◆ DIRECTIONS ◆
In the listing below, count the lines containing the string "qalıq" and state only the number.

◆ RECORD SET ◆
·····

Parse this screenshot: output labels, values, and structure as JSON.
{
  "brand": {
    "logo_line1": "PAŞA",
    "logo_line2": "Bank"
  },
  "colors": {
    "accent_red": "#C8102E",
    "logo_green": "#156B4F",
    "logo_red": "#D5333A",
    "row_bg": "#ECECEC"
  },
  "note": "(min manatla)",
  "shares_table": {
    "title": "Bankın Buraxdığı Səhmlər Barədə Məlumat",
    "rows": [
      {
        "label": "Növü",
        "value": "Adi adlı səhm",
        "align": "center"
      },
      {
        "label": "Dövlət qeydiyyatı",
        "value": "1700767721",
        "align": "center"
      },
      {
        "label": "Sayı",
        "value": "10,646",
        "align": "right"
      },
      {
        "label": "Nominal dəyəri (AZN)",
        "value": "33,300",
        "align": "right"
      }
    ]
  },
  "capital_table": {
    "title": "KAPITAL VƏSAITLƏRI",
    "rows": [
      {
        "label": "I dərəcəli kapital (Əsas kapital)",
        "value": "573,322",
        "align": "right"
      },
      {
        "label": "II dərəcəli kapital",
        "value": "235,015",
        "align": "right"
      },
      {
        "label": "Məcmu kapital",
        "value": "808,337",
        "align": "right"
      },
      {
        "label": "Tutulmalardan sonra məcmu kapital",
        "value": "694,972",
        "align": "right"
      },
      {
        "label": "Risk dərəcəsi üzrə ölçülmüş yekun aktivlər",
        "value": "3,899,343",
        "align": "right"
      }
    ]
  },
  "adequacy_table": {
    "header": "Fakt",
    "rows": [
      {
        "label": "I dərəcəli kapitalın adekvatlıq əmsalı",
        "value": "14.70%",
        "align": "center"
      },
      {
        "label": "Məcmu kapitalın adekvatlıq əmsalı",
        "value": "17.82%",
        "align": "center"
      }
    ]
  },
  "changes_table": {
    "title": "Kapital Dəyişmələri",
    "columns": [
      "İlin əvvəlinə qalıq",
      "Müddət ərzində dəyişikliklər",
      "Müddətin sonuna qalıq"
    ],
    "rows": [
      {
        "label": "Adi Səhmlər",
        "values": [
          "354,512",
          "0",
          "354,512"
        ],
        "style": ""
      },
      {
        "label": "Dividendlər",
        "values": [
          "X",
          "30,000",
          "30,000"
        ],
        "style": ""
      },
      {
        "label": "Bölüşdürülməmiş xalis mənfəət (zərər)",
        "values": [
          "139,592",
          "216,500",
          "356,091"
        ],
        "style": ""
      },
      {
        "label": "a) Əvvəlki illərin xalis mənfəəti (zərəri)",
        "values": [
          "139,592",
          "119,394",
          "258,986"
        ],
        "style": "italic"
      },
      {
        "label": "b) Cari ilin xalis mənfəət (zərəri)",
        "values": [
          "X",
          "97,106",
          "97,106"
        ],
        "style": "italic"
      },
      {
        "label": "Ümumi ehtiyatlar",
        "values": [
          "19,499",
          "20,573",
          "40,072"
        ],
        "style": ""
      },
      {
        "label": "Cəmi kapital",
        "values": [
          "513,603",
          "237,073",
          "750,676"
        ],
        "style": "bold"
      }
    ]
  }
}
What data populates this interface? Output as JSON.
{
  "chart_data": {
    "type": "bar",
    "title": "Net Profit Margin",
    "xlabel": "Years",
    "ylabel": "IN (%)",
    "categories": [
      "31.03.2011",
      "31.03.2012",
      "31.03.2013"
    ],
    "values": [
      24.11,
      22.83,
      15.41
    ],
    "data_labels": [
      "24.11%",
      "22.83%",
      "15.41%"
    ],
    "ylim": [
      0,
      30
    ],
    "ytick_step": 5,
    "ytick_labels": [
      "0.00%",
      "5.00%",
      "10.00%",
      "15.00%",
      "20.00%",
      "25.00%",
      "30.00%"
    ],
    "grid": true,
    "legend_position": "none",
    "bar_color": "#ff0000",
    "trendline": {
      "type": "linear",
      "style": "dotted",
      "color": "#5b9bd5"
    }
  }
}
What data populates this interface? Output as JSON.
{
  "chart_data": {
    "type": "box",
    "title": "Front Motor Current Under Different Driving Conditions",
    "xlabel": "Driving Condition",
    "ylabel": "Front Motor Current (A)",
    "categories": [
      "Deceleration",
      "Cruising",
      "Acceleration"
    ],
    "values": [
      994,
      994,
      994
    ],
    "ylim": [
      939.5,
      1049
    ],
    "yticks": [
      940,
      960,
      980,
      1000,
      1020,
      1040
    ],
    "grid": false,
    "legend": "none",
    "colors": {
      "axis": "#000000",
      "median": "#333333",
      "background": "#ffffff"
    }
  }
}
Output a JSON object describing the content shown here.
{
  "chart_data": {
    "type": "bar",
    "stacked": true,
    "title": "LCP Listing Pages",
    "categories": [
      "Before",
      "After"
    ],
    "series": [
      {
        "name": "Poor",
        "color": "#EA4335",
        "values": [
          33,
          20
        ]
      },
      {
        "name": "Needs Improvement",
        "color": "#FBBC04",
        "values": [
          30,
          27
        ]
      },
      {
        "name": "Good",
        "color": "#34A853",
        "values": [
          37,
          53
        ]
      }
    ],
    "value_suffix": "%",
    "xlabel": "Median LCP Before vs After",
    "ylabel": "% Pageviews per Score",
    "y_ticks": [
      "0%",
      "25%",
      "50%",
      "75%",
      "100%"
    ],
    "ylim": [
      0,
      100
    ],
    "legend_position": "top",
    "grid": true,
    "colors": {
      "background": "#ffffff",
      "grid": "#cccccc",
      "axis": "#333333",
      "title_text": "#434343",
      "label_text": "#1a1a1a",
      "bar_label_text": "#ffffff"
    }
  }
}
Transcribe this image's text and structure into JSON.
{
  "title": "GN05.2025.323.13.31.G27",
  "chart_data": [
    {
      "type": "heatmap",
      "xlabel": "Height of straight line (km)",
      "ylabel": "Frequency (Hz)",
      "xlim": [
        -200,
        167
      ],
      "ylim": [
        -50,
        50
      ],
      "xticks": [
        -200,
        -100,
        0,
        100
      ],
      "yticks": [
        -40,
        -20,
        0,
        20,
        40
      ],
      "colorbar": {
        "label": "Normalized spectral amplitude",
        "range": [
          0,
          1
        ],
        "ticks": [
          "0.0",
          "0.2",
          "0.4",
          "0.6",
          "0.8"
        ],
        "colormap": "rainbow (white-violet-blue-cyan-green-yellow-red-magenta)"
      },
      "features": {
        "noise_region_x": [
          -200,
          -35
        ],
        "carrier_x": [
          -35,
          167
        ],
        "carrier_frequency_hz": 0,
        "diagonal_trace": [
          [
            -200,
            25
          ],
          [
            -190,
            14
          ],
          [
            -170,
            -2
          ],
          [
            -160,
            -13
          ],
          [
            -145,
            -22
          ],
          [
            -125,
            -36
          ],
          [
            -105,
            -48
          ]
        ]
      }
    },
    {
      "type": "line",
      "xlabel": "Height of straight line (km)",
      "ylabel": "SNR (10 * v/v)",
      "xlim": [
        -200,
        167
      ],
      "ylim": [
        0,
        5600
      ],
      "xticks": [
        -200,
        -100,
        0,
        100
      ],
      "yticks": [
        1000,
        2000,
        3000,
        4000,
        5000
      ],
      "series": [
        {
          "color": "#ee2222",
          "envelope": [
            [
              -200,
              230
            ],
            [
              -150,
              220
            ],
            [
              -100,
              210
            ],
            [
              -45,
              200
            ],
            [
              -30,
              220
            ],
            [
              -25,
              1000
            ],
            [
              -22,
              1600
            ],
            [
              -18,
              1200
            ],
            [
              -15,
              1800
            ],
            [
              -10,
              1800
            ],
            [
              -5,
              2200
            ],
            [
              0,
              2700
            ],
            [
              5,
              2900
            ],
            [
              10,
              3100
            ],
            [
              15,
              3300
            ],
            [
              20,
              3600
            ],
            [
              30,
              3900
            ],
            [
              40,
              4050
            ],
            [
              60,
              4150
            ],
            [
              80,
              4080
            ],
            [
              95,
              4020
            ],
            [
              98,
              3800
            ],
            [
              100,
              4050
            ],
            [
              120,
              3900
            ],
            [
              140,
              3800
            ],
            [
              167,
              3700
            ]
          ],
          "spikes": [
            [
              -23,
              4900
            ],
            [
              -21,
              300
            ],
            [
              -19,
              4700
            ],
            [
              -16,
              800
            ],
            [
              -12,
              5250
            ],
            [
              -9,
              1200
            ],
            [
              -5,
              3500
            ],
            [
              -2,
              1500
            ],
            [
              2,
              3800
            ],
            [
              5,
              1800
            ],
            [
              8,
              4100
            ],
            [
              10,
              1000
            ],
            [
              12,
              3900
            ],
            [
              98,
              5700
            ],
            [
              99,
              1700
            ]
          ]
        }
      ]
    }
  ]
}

·····

◆ EXERCISE RESPONSE ◆
2